Data entries:

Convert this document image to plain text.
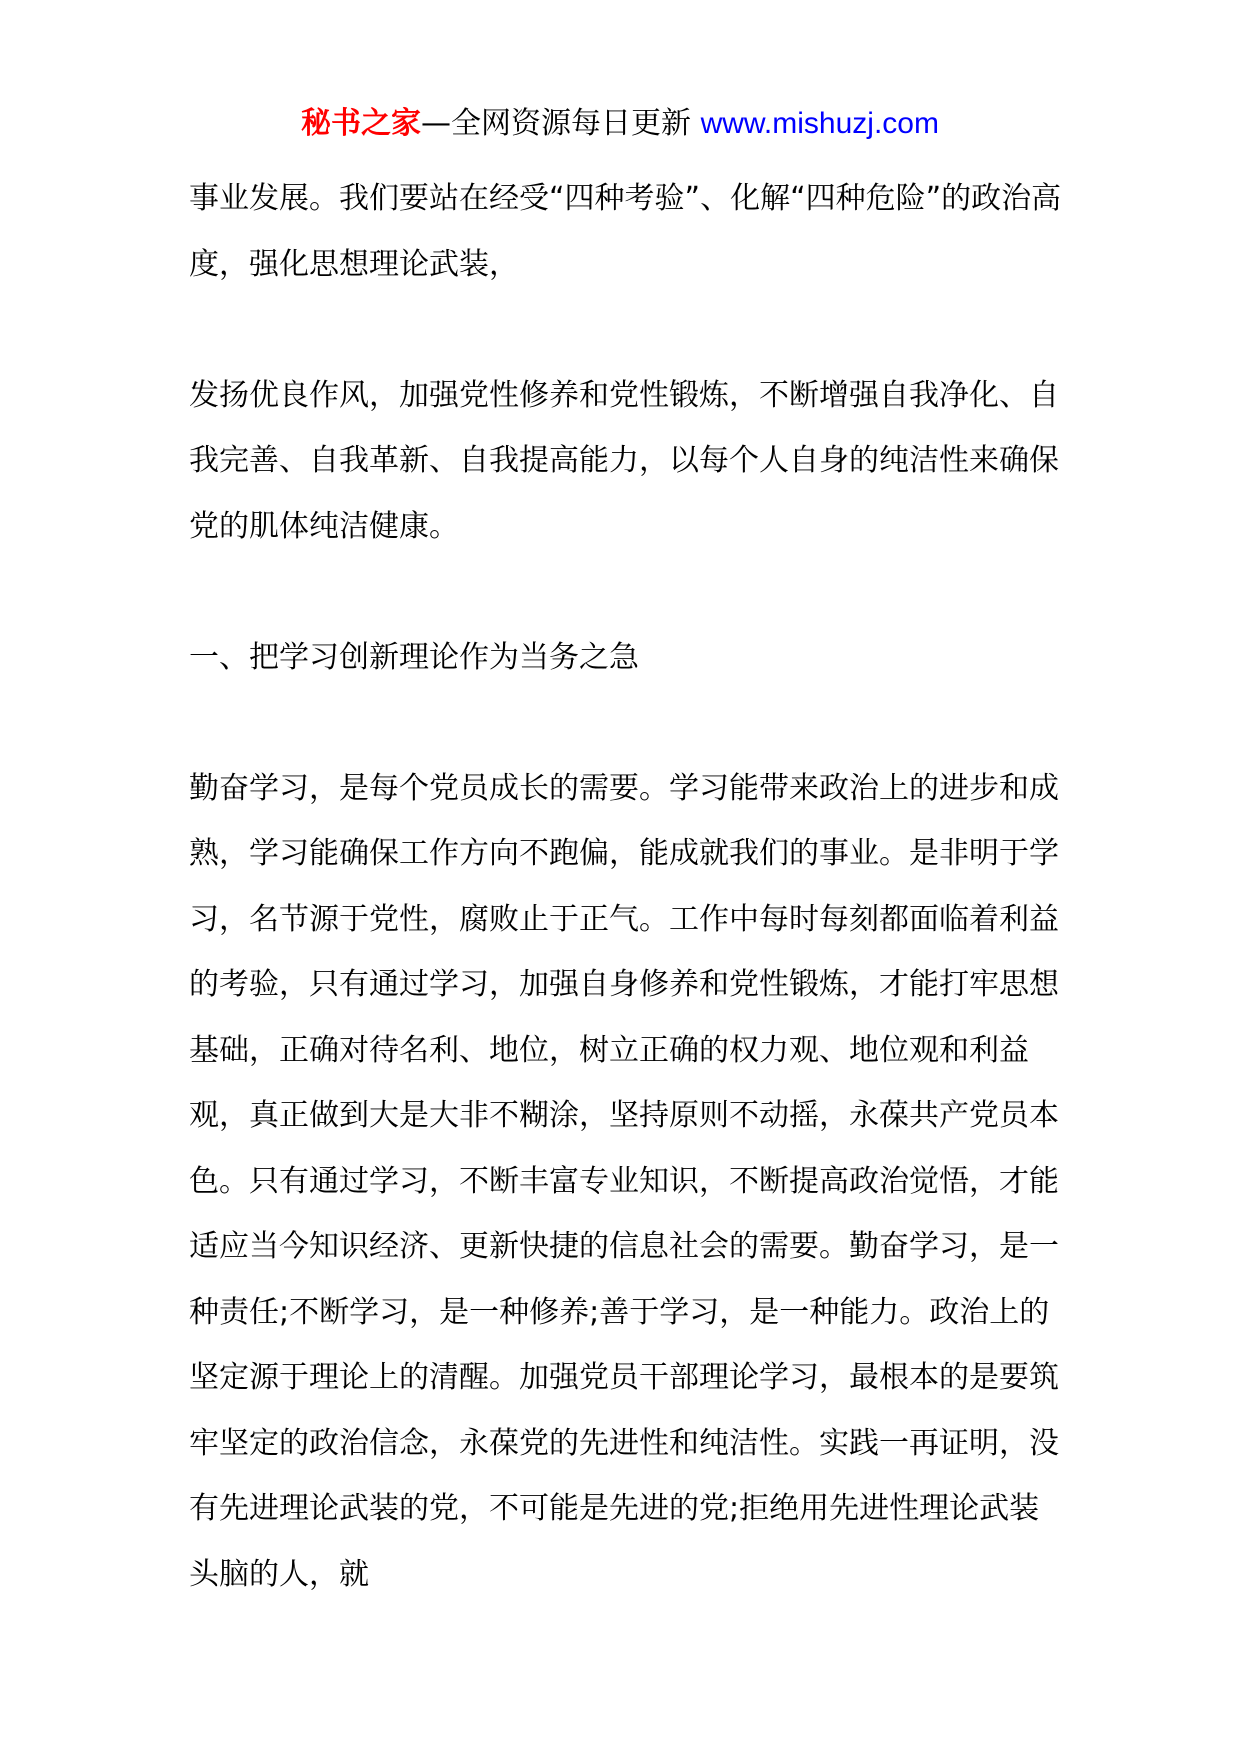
秘书之家—全网资源每日更新 www.mishuzj.com

事业发展。我们要站在经受“四种考验”、化解“四种危险”的政治高度，强化思想理论武装，

发扬优良作风，加强党性修养和党性锻炼，不断增强自我净化、自我完善、自我革新、自我提高能力，以每个人自身的纯洁性来确保党的肌体纯洁健康。

一、把学习创新理论作为当务之急

勤奋学习，是每个党员成长的需要。学习能带来政治上的进步和成熟，学习能确保工作方向不跑偏，能成就我们的事业。是非明于学习，名节源于党性，腐败止于正气。工作中每时每刻都面临着利益的考验，只有通过学习，加强自身修养和党性锻炼，才能打牢思想基础，正确对待名利、地位，树立正确的权力观、地位观和利益观，真正做到大是大非不糊涂，坚持原则不动摇，永葆共产党员本色。只有通过学习，不断丰富专业知识，不断提高政治觉悟，才能适应当今知识经济、更新快捷的信息社会的需要。勤奋学习，是一种责任;不断学习，是一种修养;善于学习，是一种能力。政治上的坚定源于理论上的清醒。加强党员干部理论学习，最根本的是要筑牢坚定的政治信念，永葆党的先进性和纯洁性。实践一再证明，没有先进理论武装的党，不可能是先进的党;拒绝用先进性理论武装头脑的人，就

__Problem__
Reproduce all of the material above word for word. Omit the pictures.

__Answer to the exercise__
Convert this document image to plain text.
秘书之家—全网资源每日更新 www.mishuzj.com

事业发展。我们要站在经受“四种考验”、化解“四种危险”的政治高度，强化思想理论武装，

发扬优良作风，加强党性修养和党性锻炼，不断增强自我净化、自我完善、自我革新、自我提高能力，以每个人自身的纯洁性来确保党的肌体纯洁健康。

一、把学习创新理论作为当务之急

勤奋学习，是每个党员成长的需要。学习能带来政治上的进步和成熟，学习能确保工作方向不跑偏，能成就我们的事业。是非明于学习，名节源于党性，腐败止于正气。工作中每时每刻都面临着利益的考验，只有通过学习，加强自身修养和党性锻炼，才能打牢思想基础，正确对待名利、地位，树立正确的权力观、地位观和利益观，真正做到大是大非不糊涂，坚持原则不动摇，永葆共产党员本色。只有通过学习，不断丰富专业知识，不断提高政治觉悟，才能适应当今知识经济、更新快捷的信息社会的需要。勤奋学习，是一种责任;不断学习，是一种修养;善于学习，是一种能力。政治上的坚定源于理论上的清醒。加强党员干部理论学习，最根本的是要筑牢坚定的政治信念，永葆党的先进性和纯洁性。实践一再证明，没有先进理论武装的党，不可能是先进的党;拒绝用先进性理论武装头脑的人，就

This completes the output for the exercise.